▶ _Exercise data_:
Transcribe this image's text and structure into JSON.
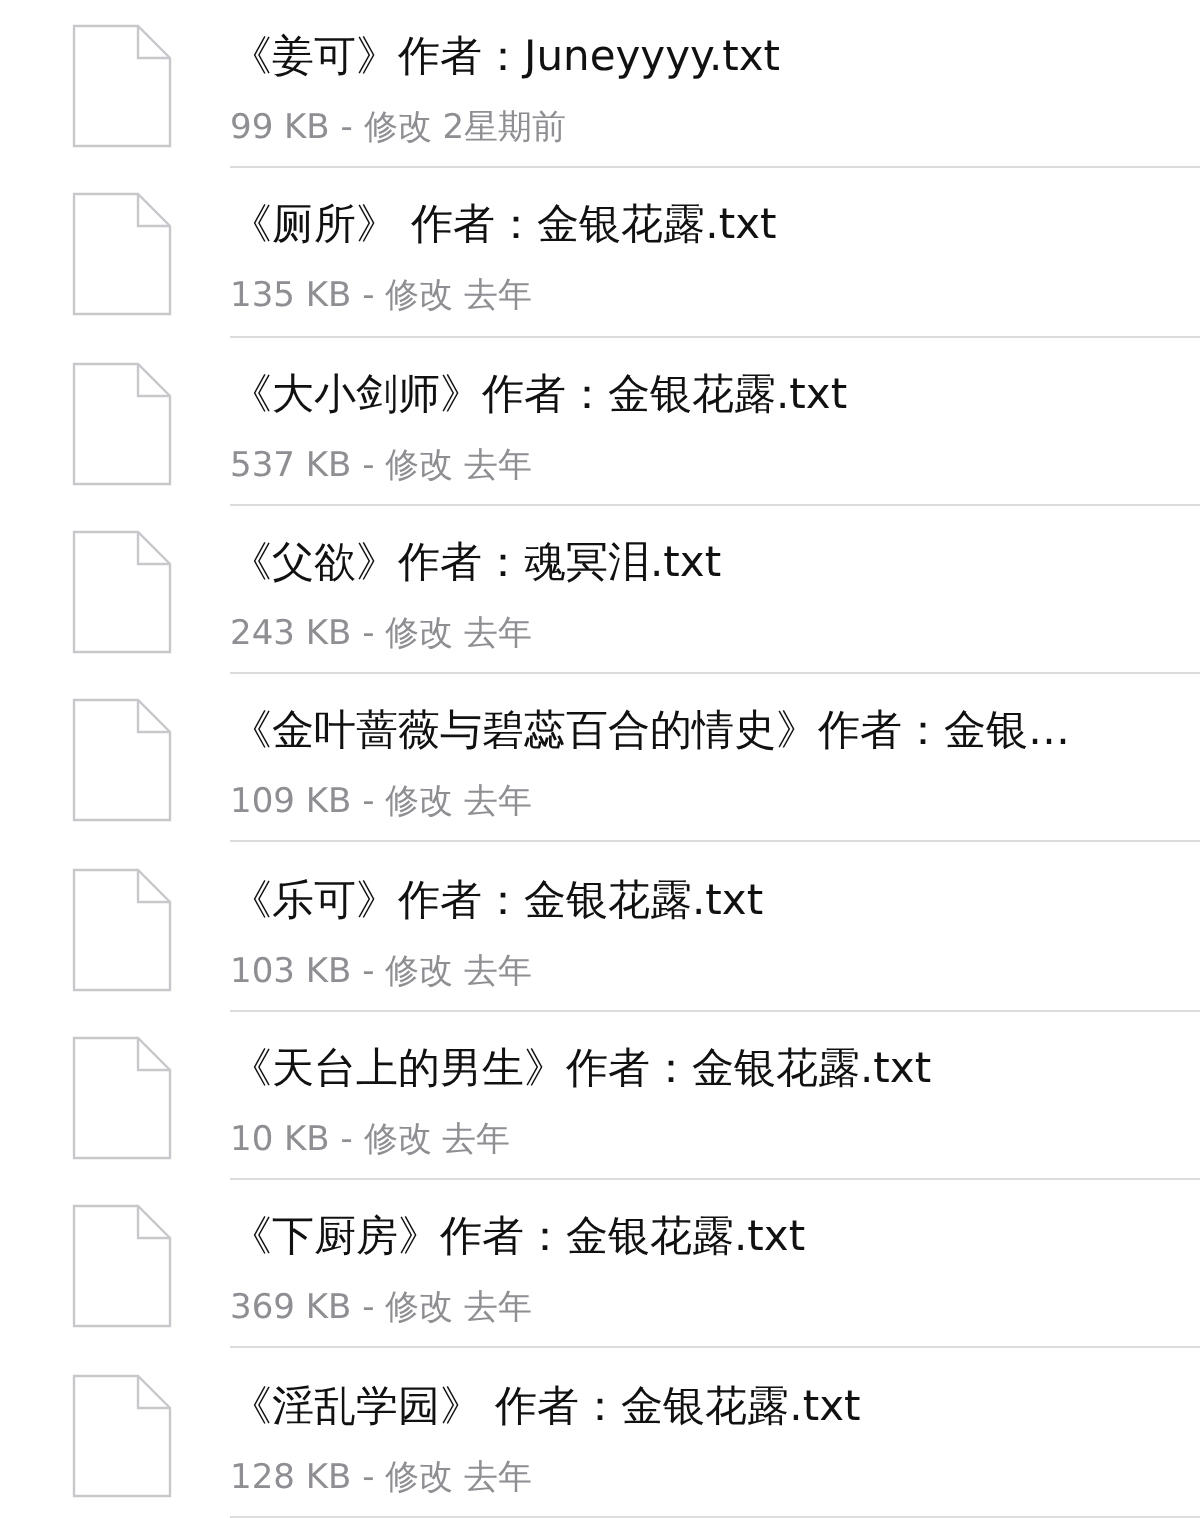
{
  "files": [
    {
      "name": "《姜可》作者：Juneyyyy.txt",
      "details": "99 KB - 修改 2星期前"
    },
    {
      "name": "《厕所》 作者：金银花露.txt",
      "details": "135 KB - 修改 去年"
    },
    {
      "name": "《大小剑师》作者：金银花露.txt",
      "details": "537 KB - 修改 去年"
    },
    {
      "name": "《父欲》作者：魂冥泪.txt",
      "details": "243 KB - 修改 去年"
    },
    {
      "name": "《金叶蔷薇与碧蕊百合的情史》作者：金银…",
      "details": "109 KB - 修改 去年"
    },
    {
      "name": "《乐可》作者：金银花露.txt",
      "details": "103 KB - 修改 去年"
    },
    {
      "name": "《天台上的男生》作者：金银花露.txt",
      "details": "10 KB - 修改 去年"
    },
    {
      "name": "《下厨房》作者：金银花露.txt",
      "details": "369 KB - 修改 去年"
    },
    {
      "name": "《淫乱学园》 作者：金银花露.txt",
      "details": "128 KB - 修改 去年"
    }
  ]
}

▶ _Exercise objective_: The entries above should be reproduced exactly, without their pictures.

▶ _The response_:
Transcribe this image's text and structure into JSON.
{
  "files": [
    {
      "name": "《姜可》作者：Juneyyyy.txt",
      "details": "99 KB - 修改 2星期前"
    },
    {
      "name": "《厕所》 作者：金银花露.txt",
      "details": "135 KB - 修改 去年"
    },
    {
      "name": "《大小剑师》作者：金银花露.txt",
      "details": "537 KB - 修改 去年"
    },
    {
      "name": "《父欲》作者：魂冥泪.txt",
      "details": "243 KB - 修改 去年"
    },
    {
      "name": "《金叶蔷薇与碧蕊百合的情史》作者：金银…",
      "details": "109 KB - 修改 去年"
    },
    {
      "name": "《乐可》作者：金银花露.txt",
      "details": "103 KB - 修改 去年"
    },
    {
      "name": "《天台上的男生》作者：金银花露.txt",
      "details": "10 KB - 修改 去年"
    },
    {
      "name": "《下厨房》作者：金银花露.txt",
      "details": "369 KB - 修改 去年"
    },
    {
      "name": "《淫乱学园》 作者：金银花露.txt",
      "details": "128 KB - 修改 去年"
    }
  ]
}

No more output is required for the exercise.